- The request: Using the records below, please work out how many lines contain "activos"; answer with the number alone.

- Task material:
- - -

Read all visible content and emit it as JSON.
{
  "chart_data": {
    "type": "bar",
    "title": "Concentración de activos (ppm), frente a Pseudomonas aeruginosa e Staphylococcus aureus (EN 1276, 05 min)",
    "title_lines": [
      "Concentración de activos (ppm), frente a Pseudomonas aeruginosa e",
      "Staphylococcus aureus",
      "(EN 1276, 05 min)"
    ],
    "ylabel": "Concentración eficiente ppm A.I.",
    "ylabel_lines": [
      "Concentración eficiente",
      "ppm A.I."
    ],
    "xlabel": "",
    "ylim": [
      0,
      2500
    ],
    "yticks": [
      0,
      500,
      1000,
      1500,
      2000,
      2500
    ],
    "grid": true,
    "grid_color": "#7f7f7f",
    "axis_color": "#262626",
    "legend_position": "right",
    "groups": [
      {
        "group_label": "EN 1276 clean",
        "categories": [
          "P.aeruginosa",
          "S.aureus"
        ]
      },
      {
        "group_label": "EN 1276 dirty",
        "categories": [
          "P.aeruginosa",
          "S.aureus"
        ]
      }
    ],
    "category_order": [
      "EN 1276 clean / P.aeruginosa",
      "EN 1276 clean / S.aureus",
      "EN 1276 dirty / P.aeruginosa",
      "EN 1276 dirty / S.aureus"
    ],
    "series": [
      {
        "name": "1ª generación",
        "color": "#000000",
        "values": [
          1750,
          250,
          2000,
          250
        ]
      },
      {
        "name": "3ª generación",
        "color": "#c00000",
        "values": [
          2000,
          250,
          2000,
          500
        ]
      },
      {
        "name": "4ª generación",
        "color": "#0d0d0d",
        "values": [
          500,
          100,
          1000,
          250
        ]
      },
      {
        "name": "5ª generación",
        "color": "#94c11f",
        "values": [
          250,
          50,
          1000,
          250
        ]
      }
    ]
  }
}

- - -

- Answer in full: 2